- TEXTO PROPORCIONADO -
^^^^^^^^

Cuando terminaban las fiestas navideñas, los Reyes Magos salían a recorrer las calles, en ningún otro momento que no fuera después de Navidad. Todavía recuerdo haber visto a los Reyes Magos recorriendo los pueblos. Iban de casa en casa. Llevaban una estrella atada a unas tijeras. La lanzaban lejos abriendo las tijeras. El lanzamiento estaba en armonía con el ritmo de estos Reyes Magos, que vestían de la manera más primitiva, pero que, por la forma en que llevaban las cosas pertinentes al pueblo en el momento adecuado, por la forma en que vivían en ellas con olvido de sí mismos, preparaban un ambiente festivo. Nuestra época ya no puede entender esto, a menos que se pueda despertar de nuevo el ánimo para que, a partir de lo que debe despertar en nosotros como vida del espíritu, a través de la antroposofía en el arte, se nos presente algo parecido a juegos que trascienden el tiempo, como debe ser frente al presente, pero que entonces tampoco pueden apoyarse en épocas festivas, sino que solo tienen que ver con lo eterno, con lo eterno del alma humana que no está ligado a ninguna estación del año.

^^^^^^^^

- DATOS SIN PROCESAR -
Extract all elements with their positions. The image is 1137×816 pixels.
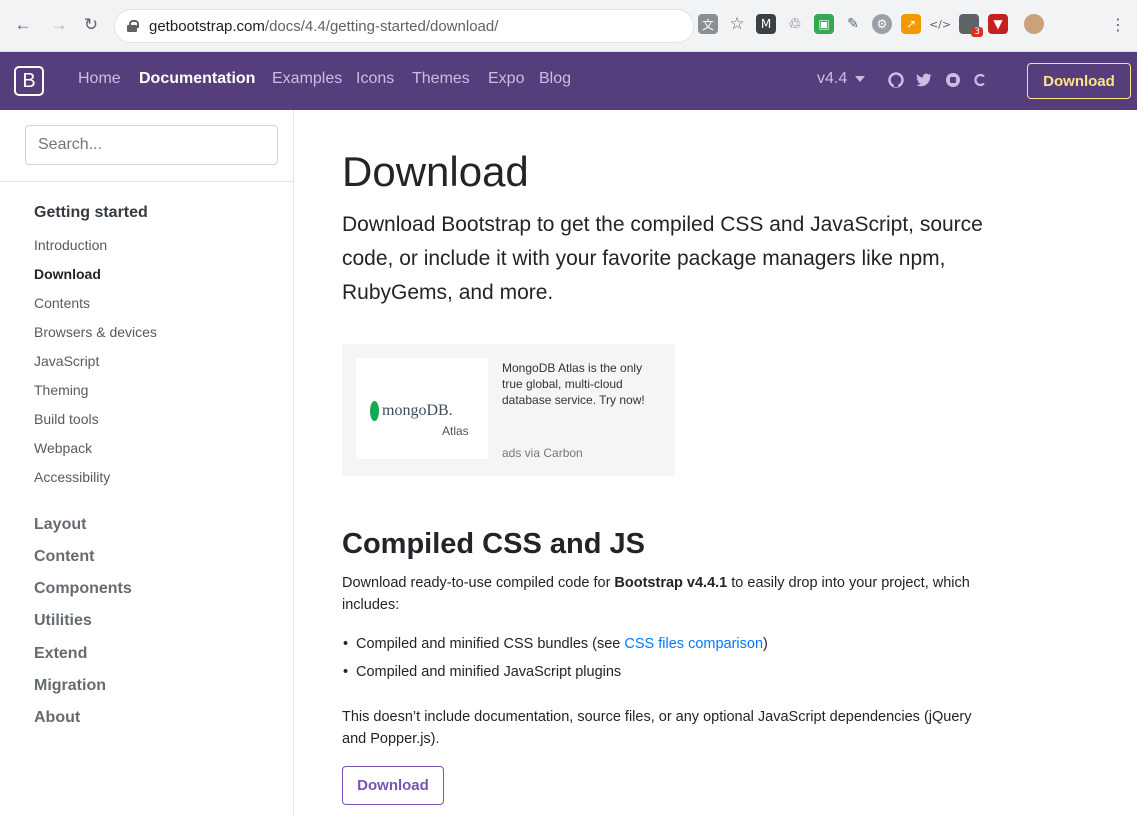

^^^^^^^^

Prosigue el texto sobre los Reyes Magos a partir de su última oración. Para este ejercicio no hace falta consultar el listado.

Podía cobrar vida en nosotros lo que era práctico para estas almas: el impulso crístico en un momento determinado. Sí, en cierto modo ya estamos profundamente inmersos en una época en la que el materialismo ha invadido tanto todos los ámbitos del mundo exterior que se necesitan impulsos muy diferentes a los que actuaron en la Edad Media para renovar este impulso crístico. Es necesaria una renovación del interior humano, tal y como la antroposofía debe aspirar a ella, un despertar de las fuerzas más profundas del alma humana, fuerzas muy diferentes a las que nos encontramos en los símbolos navideños y en las costumbres navideñas. Y tan cierto como que precisamente a través de nuestra antroposofía podemos aprender a sentir lo que, como un soplo mágico, atravesaba los corazones en la representación de las obras de teatro Paradeis y Christspiele, en todo lo que atravesaba los corazones en estas fiestas, tan cierto como que podemos sentirlo a través de la antroposofía, debemos afrontar con sinceridad el otro hecho, que el espíritu eterno debe manifestarse de formas siempre nuevas en la evolución de la humanidad. Por eso, la visión de los símbolos navideños debe ser para nosotros un estímulo para acoger en el espíritu navideño lo que puede ser en nuestros corazones el espíritu histórico mundial de la concepción antroposófica.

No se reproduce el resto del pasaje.